EXERCISE INSTRUCTIONS — Copy out each line of the material below that holds the string "name".

RECORDS FOR THE TASK —
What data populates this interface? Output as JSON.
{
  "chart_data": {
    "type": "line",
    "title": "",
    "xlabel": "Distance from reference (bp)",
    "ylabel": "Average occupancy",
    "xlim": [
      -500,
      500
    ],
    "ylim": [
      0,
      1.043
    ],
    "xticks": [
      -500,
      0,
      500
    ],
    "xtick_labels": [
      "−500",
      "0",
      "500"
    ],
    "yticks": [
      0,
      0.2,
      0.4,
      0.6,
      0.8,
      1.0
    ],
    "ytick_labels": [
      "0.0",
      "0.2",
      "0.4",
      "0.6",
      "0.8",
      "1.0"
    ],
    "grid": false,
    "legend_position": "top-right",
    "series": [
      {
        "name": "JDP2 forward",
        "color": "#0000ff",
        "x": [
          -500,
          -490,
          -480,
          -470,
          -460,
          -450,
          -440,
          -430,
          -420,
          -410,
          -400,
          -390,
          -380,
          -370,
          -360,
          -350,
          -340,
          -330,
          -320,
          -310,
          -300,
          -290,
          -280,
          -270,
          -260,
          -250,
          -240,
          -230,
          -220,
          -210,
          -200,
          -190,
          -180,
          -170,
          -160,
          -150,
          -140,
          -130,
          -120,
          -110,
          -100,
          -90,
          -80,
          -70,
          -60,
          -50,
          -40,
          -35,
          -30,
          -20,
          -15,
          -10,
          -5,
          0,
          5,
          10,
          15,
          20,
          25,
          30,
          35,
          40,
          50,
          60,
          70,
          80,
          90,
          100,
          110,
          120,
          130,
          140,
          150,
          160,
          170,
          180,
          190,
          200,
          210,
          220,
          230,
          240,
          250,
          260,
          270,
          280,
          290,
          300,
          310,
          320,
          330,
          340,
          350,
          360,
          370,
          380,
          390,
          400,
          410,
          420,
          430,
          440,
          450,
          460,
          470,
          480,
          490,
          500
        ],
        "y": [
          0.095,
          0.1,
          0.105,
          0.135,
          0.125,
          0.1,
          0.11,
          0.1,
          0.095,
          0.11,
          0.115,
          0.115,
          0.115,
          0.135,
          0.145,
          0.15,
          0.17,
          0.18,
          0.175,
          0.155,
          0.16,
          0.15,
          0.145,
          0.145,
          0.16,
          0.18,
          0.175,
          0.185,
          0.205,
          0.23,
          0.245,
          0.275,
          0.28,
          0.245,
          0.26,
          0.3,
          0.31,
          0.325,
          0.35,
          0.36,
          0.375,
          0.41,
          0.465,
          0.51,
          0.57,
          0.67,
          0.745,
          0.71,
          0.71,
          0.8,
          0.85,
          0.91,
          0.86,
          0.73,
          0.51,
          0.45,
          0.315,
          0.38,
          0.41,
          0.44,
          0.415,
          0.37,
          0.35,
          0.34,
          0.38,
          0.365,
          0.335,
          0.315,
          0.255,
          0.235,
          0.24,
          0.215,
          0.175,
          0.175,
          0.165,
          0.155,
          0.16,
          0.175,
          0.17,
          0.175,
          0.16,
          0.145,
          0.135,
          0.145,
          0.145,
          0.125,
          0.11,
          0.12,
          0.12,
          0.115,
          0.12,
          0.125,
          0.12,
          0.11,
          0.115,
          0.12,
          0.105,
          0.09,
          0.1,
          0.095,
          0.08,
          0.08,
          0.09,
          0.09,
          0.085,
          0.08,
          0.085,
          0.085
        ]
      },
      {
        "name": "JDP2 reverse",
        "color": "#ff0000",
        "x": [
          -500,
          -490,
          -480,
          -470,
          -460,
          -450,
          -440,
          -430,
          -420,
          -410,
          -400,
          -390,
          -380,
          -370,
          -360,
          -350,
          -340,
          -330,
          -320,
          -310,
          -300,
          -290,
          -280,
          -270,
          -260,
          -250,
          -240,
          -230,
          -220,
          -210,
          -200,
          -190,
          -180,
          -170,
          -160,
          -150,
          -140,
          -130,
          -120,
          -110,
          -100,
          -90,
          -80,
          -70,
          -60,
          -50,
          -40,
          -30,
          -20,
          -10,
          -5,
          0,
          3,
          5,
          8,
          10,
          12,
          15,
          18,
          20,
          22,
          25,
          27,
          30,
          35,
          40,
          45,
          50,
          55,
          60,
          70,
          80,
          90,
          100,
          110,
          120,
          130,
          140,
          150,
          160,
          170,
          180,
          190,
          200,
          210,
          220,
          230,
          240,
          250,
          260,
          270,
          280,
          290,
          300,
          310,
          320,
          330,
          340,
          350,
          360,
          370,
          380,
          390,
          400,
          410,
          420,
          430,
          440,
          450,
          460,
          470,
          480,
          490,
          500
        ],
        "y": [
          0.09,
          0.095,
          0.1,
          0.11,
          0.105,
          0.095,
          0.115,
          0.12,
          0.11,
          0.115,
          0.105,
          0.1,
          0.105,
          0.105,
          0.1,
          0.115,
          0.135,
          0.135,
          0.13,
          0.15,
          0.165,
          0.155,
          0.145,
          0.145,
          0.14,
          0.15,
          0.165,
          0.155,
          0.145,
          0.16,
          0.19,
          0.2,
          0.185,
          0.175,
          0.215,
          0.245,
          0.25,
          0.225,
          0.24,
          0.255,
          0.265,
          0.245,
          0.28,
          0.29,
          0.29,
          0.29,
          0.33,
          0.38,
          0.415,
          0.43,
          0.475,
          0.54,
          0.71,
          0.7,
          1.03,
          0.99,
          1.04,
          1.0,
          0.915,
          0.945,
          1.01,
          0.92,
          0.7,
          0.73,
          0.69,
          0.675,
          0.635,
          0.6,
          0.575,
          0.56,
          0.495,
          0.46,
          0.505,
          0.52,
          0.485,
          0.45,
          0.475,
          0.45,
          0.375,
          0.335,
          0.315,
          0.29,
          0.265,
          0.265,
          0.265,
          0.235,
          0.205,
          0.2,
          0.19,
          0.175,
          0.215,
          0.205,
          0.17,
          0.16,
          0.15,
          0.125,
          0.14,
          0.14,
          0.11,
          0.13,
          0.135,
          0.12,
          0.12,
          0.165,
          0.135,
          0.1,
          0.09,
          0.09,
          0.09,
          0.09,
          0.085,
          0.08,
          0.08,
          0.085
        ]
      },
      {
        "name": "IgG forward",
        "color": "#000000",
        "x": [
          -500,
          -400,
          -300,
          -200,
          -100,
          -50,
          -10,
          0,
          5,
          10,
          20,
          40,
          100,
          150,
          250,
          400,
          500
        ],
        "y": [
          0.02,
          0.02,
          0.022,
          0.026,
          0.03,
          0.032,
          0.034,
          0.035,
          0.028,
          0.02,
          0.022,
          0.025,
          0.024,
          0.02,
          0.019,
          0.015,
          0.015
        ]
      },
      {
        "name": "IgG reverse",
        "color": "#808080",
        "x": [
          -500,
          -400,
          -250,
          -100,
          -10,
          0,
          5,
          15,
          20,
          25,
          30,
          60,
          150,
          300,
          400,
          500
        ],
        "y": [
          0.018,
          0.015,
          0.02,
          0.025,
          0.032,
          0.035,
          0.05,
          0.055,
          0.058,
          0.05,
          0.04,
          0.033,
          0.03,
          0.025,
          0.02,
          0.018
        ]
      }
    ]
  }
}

THE OUTPUT —
        "name": "JDP2 forward",
        "name": "JDP2 reverse",
        "name": "IgG forward",
        "name": "IgG reverse",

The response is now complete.